• GIVEN REQUEST:
Keep only the lines where "Estate" appears.

+++

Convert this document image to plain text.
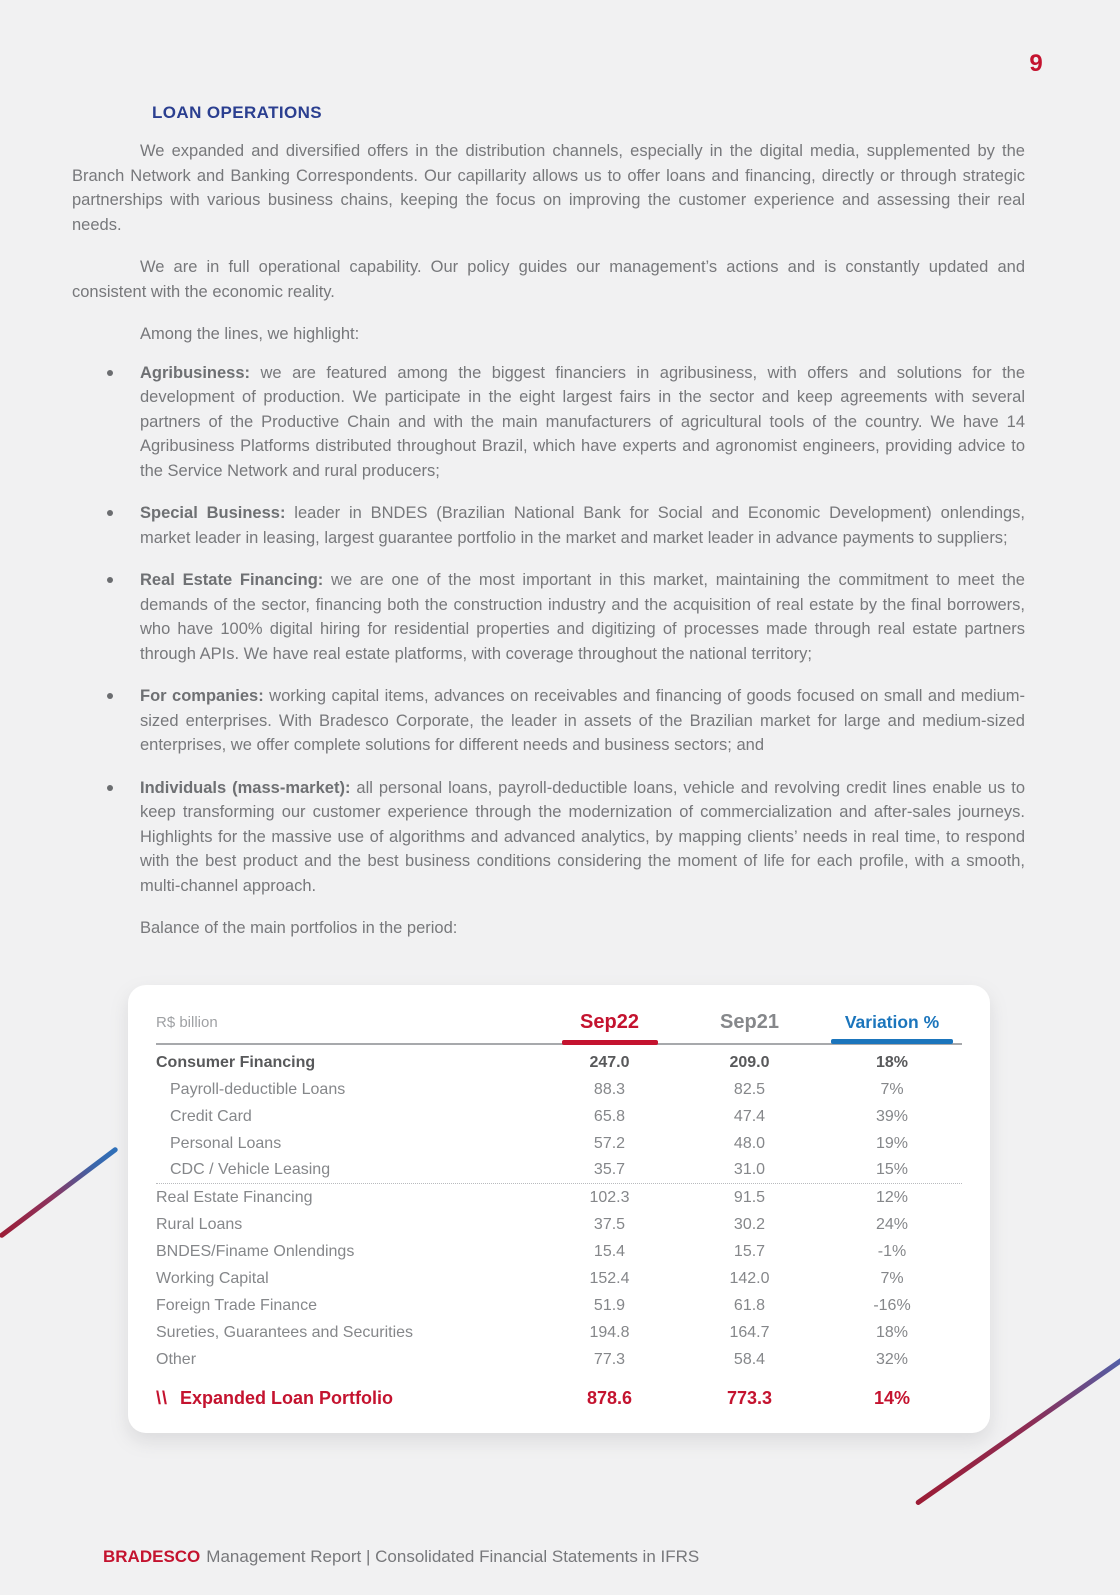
9
LOAN OPERATIONS

We expanded and diversified offers in the distribution channels, especially in the digital media, supplemented by the Branch Network and Banking Correspondents. Our capillarity allows us to offer loans and financing, directly or through strategic partnerships with various business chains, keeping the focus on improving the customer experience and assessing their real needs.

We are in full operational capability. Our policy guides our management’s actions and is constantly updated and consistent with the economic reality.

Among the lines, we highlight:

Agribusiness: we are featured among the biggest financiers in agribusiness, with offers and solutions for the development of production. We participate in the eight largest fairs in the sector and keep agreements with several partners of the Productive Chain and with the main manufacturers of agricultural tools of the country. We have 14 Agribusiness Platforms distributed throughout Brazil, which have experts and agronomist engineers, providing advice to the Service Network and rural producers;
Special Business: leader in BNDES (Brazilian National Bank for Social and Economic Development) onlendings, market leader in leasing, largest guarantee portfolio in the market and market leader in advance payments to suppliers;
Real Estate Financing: we are one of the most important in this market, maintaining the commitment to meet the demands of the sector, financing both the construction industry and the acquisition of real estate by the final borrowers, who have 100% digital hiring for residential properties and digitizing of processes made through real estate partners through APIs. We have real estate platforms, with coverage throughout the national territory;
For companies: working capital items, advances on receivables and financing of goods focused on small and medium-sized enterprises. With Bradesco Corporate, the leader in assets of the Brazilian market for large and medium-sized enterprises, we offer complete solutions for different needs and business sectors; and
Individuals (mass-market): all personal loans, payroll-deductible loans, vehicle and revolving credit lines enable us to keep transforming our customer experience through the modernization of commercialization and after-sales journeys. Highlights for the massive use of algorithms and advanced analytics, by mapping clients’ needs in real time, to respond with the best product and the best business conditions considering the moment of life for each profile, with a smooth, multi-channel approach.

Balance of the main portfolios in the period:

R$ billion	Sep22	Sep21	Variation %
Consumer Financing	247.0	209.0	18%
Payroll-deductible Loans	88.3	82.5	7%
Credit Card	65.8	47.4	39%
Personal Loans	57.2	48.0	19%
CDC / Vehicle Leasing	35.7	31.0	15%
Real Estate Financing	102.3	91.5	12%
Rural Loans	37.5	30.2	24%
BNDES/Finame Onlendings	15.4	15.7	-1%
Working Capital	152.4	142.0	7%
Foreign Trade Finance	51.9	61.8	-16%
Sureties, Guarantees and Securities	194.8	164.7	18%
Other	77.3	58.4	32%
\\ Expanded Loan Portfolio	878.6	773.3	14%
BRADESCO Management Report | Consolidated Financial Statements in IFRS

+++

• TASK RESULT:
Real Estate Financing: we are one of the most important in this market, maintaining the commitment to meet the demands of the sector, financing both the construction industry and the acquisition of real estate by the final borrowers, who have 100% digital hiring for residential properties and digitizing of processes made through real estate partners through APIs. We have real estate platforms, with coverage throughout the national territory;
Real Estate Financing	102.3	91.5	12%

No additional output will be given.